▸ **What needs to be done**: Return the lines below that carry the word "Лондон".

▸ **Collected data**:
★ ★ ★ ★ ★
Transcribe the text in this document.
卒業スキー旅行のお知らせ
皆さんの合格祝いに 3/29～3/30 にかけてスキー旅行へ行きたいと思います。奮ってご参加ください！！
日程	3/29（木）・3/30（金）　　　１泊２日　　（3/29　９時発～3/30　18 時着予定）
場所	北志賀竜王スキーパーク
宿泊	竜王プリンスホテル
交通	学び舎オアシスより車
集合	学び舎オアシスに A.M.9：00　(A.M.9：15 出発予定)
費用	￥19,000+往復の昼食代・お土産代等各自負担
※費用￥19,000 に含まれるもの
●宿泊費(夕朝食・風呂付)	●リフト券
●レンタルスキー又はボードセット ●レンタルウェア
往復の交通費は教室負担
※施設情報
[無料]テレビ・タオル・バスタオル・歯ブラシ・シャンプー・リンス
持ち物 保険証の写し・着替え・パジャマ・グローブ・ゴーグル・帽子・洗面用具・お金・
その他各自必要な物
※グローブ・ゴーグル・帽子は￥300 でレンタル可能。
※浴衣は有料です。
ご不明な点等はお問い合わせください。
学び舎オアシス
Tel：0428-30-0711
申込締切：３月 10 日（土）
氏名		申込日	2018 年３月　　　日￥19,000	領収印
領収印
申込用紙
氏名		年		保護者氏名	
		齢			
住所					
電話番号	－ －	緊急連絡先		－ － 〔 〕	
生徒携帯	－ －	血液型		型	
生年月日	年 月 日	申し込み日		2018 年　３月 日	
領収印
★ ★ ★ ★ ★
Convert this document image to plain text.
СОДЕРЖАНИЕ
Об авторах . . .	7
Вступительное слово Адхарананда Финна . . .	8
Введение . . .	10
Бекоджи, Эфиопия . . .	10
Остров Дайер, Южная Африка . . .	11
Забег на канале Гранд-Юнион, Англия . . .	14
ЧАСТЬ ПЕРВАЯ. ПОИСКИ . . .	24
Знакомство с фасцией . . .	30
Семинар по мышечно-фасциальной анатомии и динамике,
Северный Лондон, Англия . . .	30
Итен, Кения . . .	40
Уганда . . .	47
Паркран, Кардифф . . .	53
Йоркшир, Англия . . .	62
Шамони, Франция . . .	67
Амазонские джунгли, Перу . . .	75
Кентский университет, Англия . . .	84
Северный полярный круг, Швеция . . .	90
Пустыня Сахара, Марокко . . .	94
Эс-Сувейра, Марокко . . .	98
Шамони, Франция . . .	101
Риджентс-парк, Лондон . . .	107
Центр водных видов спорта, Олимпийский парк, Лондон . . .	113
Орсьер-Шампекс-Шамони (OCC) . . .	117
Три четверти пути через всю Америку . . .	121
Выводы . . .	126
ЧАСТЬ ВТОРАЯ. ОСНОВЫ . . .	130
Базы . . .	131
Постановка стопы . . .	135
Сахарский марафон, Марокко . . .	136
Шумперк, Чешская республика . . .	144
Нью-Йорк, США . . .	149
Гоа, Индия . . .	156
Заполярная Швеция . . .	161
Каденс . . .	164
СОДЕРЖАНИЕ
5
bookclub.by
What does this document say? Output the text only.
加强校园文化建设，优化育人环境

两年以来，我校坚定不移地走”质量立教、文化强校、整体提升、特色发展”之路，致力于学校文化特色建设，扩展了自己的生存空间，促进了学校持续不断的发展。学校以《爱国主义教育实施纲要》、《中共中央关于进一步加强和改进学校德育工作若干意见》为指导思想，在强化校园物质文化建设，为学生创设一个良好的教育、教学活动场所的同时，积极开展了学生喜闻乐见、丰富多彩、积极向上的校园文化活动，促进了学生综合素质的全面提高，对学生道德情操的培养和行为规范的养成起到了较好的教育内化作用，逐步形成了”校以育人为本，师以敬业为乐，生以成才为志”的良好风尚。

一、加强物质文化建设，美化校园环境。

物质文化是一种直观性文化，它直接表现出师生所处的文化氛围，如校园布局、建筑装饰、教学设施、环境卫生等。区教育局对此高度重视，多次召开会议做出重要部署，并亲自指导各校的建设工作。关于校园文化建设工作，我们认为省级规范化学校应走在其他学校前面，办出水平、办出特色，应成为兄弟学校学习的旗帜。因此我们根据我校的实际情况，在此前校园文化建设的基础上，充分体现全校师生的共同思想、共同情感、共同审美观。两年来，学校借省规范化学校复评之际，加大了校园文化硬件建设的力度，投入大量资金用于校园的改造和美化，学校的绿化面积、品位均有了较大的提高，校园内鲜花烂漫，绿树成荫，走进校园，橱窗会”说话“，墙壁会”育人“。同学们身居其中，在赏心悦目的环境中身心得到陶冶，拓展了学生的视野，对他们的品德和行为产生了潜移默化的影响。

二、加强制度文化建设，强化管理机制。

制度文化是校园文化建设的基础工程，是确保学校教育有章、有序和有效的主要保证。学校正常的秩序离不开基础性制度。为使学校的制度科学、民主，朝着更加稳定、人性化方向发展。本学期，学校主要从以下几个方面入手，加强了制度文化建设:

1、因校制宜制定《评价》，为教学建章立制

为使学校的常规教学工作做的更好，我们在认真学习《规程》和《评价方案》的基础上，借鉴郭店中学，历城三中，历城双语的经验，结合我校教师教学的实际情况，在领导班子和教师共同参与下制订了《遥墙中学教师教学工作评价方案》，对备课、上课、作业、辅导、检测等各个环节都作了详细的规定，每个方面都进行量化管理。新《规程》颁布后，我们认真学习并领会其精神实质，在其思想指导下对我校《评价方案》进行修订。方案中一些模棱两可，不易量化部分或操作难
★ ★ ★ ★ ★
▸ **Exercise response**:
Северный Лондон, Англия . . .	30
Риджентс-парк, Лондон . . .	107
Центр водных видов спорта, Олимпийский парк, Лондон . . .	113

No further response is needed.